## THE PROBLEM
Copy the rows word for word, from the first one through the line that contains "y-tick-label-right: 0.00 [819, 302, 840, 314]".

START SOURCE DATA

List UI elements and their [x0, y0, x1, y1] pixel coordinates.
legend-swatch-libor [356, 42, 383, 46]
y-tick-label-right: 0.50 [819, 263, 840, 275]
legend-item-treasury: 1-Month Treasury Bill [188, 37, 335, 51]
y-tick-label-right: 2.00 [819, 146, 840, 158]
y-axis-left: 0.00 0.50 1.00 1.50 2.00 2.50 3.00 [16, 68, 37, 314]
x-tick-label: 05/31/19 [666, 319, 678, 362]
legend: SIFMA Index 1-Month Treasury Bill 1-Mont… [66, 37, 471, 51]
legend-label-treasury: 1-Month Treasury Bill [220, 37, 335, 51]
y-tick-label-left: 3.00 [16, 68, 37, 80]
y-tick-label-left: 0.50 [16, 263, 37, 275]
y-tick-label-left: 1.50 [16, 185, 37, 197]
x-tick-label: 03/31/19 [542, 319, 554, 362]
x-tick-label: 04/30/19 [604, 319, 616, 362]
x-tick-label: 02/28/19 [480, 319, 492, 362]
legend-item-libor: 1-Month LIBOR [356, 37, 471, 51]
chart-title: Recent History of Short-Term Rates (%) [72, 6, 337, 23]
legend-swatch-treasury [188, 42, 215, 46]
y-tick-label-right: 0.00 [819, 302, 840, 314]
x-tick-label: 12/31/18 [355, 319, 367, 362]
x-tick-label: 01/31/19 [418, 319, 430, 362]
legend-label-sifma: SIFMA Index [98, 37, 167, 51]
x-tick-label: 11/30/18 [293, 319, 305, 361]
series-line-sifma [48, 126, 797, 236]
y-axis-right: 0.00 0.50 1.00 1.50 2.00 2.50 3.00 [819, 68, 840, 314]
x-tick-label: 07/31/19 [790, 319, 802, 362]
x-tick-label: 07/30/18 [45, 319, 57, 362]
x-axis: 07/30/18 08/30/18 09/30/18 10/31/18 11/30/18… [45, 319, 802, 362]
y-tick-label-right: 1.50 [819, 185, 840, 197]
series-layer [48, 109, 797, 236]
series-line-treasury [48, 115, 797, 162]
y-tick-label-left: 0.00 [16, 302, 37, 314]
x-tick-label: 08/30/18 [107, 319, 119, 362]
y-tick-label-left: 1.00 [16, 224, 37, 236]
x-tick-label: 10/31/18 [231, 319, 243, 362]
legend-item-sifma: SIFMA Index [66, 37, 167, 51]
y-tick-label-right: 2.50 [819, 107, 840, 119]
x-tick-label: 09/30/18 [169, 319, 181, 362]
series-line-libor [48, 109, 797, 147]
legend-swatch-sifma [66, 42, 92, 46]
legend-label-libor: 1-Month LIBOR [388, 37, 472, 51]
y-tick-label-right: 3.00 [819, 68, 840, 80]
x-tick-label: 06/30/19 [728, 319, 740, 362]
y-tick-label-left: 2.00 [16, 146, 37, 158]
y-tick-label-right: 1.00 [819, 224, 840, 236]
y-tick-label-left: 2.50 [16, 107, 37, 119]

END SOURCE DATA

## RESULT
List UI elements and their [x0, y0, x1, y1] pixel coordinates.
legend-swatch-libor [356, 42, 383, 46]
y-tick-label-right: 0.50 [819, 263, 840, 275]
legend-item-treasury: 1-Month Treasury Bill [188, 37, 335, 51]
y-tick-label-right: 2.00 [819, 146, 840, 158]
y-axis-left: 0.00 0.50 1.00 1.50 2.00 2.50 3.00 [16, 68, 37, 314]
x-tick-label: 05/31/19 [666, 319, 678, 362]
legend: SIFMA Index 1-Month Treasury Bill 1-Mont… [66, 37, 471, 51]
legend-label-treasury: 1-Month Treasury Bill [220, 37, 335, 51]
y-tick-label-left: 3.00 [16, 68, 37, 80]
y-tick-label-left: 0.50 [16, 263, 37, 275]
y-tick-label-left: 1.50 [16, 185, 37, 197]
x-tick-label: 03/31/19 [542, 319, 554, 362]
x-tick-label: 04/30/19 [604, 319, 616, 362]
x-tick-label: 02/28/19 [480, 319, 492, 362]
legend-item-libor: 1-Month LIBOR [356, 37, 471, 51]
chart-title: Recent History of Short-Term Rates (%) [72, 6, 337, 23]
legend-swatch-treasury [188, 42, 215, 46]
y-tick-label-right: 0.00 [819, 302, 840, 314]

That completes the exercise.